*Exercise goal*
Read the lines below. Copy out any that hold the string "如修改密码请点击".

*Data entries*
* * * * *
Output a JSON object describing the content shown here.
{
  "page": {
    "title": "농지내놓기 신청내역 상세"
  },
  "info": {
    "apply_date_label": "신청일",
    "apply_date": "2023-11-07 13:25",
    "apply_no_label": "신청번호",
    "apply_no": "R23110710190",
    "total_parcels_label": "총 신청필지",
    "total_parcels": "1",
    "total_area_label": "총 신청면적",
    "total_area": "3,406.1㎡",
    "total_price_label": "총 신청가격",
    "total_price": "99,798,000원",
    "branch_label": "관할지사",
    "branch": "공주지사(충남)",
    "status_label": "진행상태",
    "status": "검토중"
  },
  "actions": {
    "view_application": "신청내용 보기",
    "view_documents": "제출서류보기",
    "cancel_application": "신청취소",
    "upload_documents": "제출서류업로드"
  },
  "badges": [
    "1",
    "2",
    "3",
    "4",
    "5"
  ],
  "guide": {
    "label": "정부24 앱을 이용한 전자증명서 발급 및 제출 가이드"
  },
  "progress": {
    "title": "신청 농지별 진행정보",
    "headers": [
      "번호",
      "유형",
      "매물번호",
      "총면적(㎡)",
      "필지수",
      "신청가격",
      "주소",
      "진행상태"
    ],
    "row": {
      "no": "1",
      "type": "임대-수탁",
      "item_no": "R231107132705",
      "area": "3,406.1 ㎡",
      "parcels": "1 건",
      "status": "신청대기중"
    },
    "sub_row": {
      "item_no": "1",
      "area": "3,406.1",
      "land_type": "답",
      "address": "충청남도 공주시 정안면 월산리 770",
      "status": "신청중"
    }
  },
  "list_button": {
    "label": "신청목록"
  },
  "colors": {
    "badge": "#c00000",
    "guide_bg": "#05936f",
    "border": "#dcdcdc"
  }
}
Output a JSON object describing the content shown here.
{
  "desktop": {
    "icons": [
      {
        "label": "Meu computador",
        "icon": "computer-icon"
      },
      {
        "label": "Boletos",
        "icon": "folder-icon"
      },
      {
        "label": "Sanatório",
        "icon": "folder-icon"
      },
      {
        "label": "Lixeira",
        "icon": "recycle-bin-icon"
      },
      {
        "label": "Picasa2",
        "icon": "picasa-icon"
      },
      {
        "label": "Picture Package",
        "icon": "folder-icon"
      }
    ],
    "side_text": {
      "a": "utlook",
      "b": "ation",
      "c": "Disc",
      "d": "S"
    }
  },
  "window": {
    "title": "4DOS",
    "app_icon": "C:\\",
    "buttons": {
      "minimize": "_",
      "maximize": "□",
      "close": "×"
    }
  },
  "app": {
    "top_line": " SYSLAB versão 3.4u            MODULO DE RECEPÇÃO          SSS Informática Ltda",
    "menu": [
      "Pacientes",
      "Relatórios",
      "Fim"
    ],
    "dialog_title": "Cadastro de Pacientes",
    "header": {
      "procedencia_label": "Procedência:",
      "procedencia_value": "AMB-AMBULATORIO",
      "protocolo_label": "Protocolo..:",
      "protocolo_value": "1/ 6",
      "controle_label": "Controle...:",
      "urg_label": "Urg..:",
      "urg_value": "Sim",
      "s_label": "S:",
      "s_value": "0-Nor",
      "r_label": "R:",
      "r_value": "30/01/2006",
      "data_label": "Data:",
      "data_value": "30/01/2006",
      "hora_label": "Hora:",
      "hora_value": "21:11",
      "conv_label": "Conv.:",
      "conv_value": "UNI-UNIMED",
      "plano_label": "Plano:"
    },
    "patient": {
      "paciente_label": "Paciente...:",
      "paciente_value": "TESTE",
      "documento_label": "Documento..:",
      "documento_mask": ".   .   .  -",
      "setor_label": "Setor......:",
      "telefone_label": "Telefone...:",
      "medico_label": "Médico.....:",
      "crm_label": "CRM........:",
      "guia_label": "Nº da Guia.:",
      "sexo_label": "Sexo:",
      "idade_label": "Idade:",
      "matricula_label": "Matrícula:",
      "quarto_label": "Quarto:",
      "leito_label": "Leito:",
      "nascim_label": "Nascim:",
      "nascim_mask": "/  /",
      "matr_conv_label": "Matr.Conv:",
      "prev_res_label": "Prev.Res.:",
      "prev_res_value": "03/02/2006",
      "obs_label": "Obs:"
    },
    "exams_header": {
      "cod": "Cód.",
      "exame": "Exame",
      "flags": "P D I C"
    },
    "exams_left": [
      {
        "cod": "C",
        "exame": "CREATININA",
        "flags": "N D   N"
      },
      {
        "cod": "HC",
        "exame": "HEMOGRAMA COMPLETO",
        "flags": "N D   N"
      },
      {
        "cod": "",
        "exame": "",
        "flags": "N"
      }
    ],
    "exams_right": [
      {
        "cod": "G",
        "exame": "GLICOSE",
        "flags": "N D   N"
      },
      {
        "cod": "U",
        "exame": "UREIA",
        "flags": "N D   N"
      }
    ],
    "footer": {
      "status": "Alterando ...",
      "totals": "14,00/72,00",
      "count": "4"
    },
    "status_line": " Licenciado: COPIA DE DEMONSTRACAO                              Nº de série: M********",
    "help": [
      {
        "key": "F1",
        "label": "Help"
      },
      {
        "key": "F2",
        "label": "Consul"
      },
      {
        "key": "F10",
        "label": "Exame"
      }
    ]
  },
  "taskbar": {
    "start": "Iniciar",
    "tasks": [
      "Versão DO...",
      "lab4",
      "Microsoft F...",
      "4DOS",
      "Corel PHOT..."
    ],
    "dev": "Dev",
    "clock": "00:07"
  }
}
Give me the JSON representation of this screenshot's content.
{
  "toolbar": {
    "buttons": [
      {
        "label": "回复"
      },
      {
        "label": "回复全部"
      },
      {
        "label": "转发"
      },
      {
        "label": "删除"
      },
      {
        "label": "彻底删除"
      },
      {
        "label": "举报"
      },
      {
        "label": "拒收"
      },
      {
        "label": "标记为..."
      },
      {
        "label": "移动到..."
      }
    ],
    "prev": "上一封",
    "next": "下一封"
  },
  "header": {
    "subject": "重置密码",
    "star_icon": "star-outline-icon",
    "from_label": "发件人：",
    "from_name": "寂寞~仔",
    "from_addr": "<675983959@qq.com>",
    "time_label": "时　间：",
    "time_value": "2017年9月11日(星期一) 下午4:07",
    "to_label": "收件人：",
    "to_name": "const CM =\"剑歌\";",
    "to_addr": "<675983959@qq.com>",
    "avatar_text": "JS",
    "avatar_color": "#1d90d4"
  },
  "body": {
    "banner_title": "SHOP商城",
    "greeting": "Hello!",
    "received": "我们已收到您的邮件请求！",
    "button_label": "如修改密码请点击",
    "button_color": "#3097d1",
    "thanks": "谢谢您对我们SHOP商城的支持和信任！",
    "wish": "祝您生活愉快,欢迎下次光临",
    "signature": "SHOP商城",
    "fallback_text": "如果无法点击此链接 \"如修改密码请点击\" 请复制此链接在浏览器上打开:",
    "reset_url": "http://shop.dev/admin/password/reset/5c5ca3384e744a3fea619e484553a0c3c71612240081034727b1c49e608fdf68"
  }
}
* * * * *
*Answer to this exercise*
    "button_label": "如修改密码请点击",
    "fallback_text": "如果无法点击此链接 \"如修改密码请点击\" 请复制此链接在浏览器上打开:",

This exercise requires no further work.